======== Available data ========

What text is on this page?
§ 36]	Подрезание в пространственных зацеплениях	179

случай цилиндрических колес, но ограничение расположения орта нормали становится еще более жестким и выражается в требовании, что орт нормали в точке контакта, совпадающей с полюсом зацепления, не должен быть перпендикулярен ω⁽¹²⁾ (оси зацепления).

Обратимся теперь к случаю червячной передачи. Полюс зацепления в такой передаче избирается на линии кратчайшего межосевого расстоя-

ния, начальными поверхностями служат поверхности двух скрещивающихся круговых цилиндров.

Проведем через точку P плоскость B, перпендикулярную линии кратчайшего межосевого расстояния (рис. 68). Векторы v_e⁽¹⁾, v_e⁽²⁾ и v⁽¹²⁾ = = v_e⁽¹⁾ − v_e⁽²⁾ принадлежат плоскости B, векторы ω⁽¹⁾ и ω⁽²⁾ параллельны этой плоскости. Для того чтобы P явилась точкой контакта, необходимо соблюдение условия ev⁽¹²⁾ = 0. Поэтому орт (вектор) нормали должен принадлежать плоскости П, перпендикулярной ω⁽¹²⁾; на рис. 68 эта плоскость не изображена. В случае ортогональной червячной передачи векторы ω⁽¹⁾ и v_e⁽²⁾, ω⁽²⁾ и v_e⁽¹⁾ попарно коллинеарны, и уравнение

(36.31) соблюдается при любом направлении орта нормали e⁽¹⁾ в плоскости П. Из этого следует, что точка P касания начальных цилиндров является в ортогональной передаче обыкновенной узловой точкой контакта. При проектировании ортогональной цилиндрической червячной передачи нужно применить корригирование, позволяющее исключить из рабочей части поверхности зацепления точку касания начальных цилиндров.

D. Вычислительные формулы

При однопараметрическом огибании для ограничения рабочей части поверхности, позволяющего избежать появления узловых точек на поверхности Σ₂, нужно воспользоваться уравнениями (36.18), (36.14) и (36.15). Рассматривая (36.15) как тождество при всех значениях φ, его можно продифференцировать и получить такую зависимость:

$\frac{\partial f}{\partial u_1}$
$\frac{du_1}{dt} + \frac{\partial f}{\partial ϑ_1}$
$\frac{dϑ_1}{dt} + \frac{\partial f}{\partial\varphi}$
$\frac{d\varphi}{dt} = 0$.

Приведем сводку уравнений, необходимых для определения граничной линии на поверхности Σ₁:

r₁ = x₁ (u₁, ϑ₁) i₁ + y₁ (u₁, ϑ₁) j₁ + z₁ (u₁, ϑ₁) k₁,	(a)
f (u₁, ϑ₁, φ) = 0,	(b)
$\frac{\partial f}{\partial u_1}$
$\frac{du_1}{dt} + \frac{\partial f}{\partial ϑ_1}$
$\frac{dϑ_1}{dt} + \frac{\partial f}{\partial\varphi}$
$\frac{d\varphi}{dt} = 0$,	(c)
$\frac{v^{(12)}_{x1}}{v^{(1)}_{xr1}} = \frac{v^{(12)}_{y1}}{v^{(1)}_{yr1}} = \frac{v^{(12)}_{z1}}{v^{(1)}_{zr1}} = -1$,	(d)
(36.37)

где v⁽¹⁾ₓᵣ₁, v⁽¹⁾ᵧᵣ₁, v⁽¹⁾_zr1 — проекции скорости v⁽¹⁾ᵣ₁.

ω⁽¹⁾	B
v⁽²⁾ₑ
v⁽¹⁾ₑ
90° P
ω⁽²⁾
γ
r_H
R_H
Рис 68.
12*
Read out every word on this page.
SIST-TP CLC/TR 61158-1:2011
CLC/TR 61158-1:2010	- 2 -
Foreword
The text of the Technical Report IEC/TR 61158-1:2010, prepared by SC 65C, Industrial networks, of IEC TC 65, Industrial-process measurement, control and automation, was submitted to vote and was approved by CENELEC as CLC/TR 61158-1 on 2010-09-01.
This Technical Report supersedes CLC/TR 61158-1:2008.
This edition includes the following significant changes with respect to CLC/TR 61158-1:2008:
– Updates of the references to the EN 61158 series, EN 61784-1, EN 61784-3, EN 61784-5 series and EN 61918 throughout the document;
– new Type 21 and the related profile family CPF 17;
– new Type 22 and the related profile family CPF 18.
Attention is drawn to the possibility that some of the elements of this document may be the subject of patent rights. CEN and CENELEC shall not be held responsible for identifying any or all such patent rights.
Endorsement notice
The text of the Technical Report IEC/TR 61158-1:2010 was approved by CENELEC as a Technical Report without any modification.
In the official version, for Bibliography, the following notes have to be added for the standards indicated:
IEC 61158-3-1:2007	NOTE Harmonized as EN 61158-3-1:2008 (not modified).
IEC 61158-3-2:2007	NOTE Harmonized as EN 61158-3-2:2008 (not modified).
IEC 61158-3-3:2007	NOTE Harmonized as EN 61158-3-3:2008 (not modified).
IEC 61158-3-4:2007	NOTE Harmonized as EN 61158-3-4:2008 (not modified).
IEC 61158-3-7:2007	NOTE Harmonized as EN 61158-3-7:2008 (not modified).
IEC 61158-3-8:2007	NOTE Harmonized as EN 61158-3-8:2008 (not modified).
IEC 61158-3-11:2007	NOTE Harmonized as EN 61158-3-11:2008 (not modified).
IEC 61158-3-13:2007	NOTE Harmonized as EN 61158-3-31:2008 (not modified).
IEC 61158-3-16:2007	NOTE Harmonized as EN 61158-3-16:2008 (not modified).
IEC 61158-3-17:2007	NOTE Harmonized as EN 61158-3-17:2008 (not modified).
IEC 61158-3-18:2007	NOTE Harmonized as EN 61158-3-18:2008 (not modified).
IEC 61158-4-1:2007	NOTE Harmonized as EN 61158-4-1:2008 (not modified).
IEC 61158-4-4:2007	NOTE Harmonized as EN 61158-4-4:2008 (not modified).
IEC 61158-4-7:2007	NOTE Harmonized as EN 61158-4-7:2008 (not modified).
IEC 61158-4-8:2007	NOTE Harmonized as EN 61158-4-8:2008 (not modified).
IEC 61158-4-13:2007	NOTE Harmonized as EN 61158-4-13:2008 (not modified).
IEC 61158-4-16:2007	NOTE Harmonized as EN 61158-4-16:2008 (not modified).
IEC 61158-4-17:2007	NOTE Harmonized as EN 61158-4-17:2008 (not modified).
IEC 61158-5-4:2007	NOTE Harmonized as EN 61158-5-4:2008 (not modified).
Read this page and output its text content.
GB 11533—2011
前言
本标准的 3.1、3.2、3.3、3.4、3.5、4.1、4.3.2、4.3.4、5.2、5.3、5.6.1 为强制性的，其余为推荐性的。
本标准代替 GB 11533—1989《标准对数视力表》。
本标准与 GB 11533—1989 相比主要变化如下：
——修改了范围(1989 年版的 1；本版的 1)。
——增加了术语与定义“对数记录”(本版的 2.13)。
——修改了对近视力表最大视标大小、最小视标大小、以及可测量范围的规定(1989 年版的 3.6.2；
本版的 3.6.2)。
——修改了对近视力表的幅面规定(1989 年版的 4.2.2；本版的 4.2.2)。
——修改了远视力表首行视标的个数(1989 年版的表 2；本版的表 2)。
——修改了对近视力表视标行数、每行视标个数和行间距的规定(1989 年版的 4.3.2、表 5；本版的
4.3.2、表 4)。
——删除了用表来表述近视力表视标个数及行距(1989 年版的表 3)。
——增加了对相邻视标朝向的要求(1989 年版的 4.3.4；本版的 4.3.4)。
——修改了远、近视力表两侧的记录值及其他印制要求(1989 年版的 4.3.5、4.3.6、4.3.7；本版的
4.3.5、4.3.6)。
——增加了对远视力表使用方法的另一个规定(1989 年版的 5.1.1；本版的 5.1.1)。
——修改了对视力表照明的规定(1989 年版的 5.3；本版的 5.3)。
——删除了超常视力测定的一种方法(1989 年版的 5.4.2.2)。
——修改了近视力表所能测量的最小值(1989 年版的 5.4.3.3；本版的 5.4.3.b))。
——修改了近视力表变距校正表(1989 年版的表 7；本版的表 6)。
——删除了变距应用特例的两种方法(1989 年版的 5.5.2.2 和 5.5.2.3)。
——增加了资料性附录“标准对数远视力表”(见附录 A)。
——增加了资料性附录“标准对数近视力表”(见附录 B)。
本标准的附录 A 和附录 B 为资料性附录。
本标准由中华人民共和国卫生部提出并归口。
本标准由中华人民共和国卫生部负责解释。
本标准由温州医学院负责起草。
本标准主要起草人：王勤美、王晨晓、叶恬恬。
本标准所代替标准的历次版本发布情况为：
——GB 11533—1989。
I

========

Set down, exactly and in full, the lines from the one containing "Read this page and output its text content." through the end of the entries; no other line belongs.

Read this page and output its text content.
GB 11533—2011
前言
本标准的 3.1、3.2、3.3、3.4、3.5、4.1、4.3.2、4.3.4、5.2、5.3、5.6.1 为强制性的，其余为推荐性的。
本标准代替 GB 11533—1989《标准对数视力表》。
本标准与 GB 11533—1989 相比主要变化如下：
——修改了范围(1989 年版的 1；本版的 1)。
——增加了术语与定义“对数记录”(本版的 2.13)。
——修改了对近视力表最大视标大小、最小视标大小、以及可测量范围的规定(1989 年版的 3.6.2；
本版的 3.6.2)。
——修改了对近视力表的幅面规定(1989 年版的 4.2.2；本版的 4.2.2)。
——修改了远视力表首行视标的个数(1989 年版的表 2；本版的表 2)。
——修改了对近视力表视标行数、每行视标个数和行间距的规定(1989 年版的 4.3.2、表 5；本版的
4.3.2、表 4)。
——删除了用表来表述近视力表视标个数及行距(1989 年版的表 3)。
——增加了对相邻视标朝向的要求(1989 年版的 4.3.4；本版的 4.3.4)。
——修改了远、近视力表两侧的记录值及其他印制要求(1989 年版的 4.3.5、4.3.6、4.3.7；本版的
4.3.5、4.3.6)。
——增加了对远视力表使用方法的另一个规定(1989 年版的 5.1.1；本版的 5.1.1)。
——修改了对视力表照明的规定(1989 年版的 5.3；本版的 5.3)。
——删除了超常视力测定的一种方法(1989 年版的 5.4.2.2)。
——修改了近视力表所能测量的最小值(1989 年版的 5.4.3.3；本版的 5.4.3.b))。
——修改了近视力表变距校正表(1989 年版的表 7；本版的表 6)。
——删除了变距应用特例的两种方法(1989 年版的 5.5.2.2 和 5.5.2.3)。
——增加了资料性附录“标准对数远视力表”(见附录 A)。
——增加了资料性附录“标准对数近视力表”(见附录 B)。
本标准的附录 A 和附录 B 为资料性附录。
本标准由中华人民共和国卫生部提出并归口。
本标准由中华人民共和国卫生部负责解释。
本标准由温州医学院负责起草。
本标准主要起草人：王勤美、王晨晓、叶恬恬。
本标准所代替标准的历次版本发布情况为：
——GB 11533—1989。
I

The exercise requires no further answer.